What is being asked:
Find the lines that hold the word "document" and return them.

Excerpted records:
____

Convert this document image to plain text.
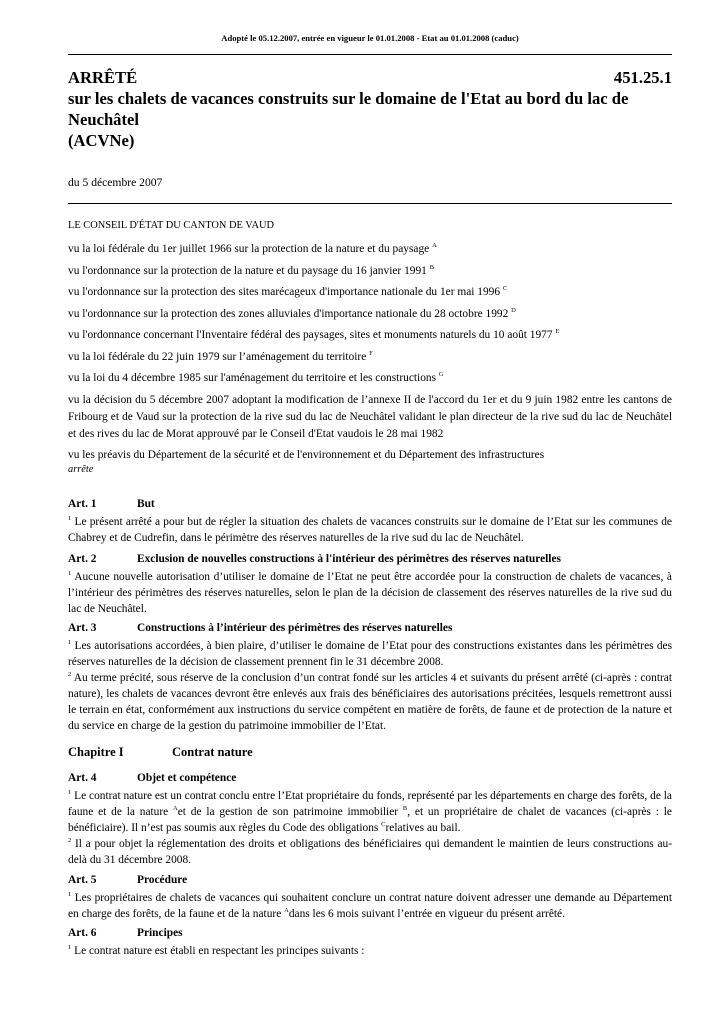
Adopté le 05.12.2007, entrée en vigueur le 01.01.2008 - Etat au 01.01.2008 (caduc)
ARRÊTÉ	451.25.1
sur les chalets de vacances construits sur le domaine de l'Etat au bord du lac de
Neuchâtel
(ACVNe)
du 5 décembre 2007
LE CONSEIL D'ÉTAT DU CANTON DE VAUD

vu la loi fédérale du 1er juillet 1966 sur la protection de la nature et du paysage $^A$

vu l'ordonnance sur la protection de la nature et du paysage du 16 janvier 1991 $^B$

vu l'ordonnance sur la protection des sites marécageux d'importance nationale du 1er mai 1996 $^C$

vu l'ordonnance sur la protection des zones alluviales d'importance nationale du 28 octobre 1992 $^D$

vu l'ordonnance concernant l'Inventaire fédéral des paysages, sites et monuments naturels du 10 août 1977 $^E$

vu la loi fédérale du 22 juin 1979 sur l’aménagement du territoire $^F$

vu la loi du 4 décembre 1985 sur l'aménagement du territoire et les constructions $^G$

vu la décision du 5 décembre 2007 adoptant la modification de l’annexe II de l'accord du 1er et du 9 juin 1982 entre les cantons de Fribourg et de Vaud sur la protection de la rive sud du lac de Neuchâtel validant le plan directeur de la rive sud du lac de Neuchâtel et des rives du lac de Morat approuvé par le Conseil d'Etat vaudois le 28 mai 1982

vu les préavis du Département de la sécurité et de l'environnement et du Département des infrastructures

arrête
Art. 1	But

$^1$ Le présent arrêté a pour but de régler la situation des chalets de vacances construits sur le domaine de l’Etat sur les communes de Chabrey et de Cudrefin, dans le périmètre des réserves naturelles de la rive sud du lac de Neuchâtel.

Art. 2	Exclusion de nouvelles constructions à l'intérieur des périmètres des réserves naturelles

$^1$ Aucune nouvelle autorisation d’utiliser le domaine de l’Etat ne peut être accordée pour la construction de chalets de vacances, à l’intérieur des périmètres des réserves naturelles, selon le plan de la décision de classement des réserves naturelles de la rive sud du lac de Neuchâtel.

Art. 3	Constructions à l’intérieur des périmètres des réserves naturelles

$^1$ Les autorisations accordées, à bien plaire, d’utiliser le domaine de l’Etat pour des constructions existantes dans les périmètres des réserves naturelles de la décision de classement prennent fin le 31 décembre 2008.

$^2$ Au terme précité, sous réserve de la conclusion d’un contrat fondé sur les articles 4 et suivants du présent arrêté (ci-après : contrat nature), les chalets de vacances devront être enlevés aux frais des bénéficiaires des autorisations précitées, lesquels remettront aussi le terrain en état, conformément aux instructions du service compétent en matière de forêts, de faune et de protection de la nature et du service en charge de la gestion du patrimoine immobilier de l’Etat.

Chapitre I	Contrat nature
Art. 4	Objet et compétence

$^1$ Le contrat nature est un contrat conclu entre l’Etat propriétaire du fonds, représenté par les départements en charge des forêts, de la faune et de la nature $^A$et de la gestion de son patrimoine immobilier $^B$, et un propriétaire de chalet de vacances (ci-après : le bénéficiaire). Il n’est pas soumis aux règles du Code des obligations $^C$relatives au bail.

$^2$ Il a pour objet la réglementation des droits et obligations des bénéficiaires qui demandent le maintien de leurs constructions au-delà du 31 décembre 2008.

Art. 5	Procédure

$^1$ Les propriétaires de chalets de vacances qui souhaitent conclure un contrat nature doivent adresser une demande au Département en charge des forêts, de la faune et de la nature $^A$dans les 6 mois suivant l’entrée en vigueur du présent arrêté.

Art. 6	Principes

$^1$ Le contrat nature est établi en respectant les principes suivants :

____

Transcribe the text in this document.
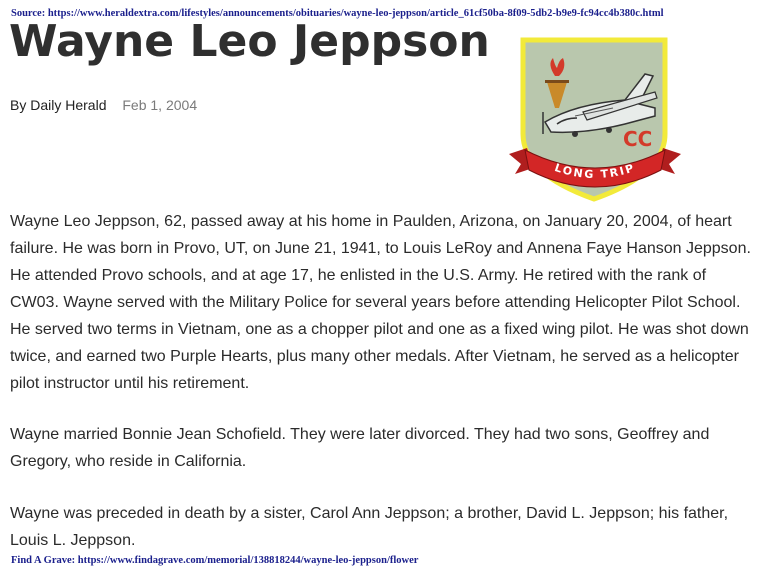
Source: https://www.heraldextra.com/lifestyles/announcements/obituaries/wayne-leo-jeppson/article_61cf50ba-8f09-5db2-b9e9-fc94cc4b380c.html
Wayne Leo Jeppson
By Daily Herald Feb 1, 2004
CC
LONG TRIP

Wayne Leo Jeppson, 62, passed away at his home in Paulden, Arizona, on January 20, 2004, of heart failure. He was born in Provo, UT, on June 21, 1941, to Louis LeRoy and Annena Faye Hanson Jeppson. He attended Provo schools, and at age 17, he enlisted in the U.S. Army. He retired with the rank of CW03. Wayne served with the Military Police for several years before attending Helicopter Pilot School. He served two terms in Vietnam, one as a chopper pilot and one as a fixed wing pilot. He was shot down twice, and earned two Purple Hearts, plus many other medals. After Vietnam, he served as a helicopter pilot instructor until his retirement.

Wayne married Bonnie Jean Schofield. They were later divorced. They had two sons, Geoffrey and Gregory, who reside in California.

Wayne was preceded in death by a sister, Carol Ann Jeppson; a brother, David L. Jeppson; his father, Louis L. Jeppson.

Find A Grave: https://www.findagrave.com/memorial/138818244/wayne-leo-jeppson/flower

____

Reply to the task:
Convert this document image to plain text.
Transcribe the text in this document.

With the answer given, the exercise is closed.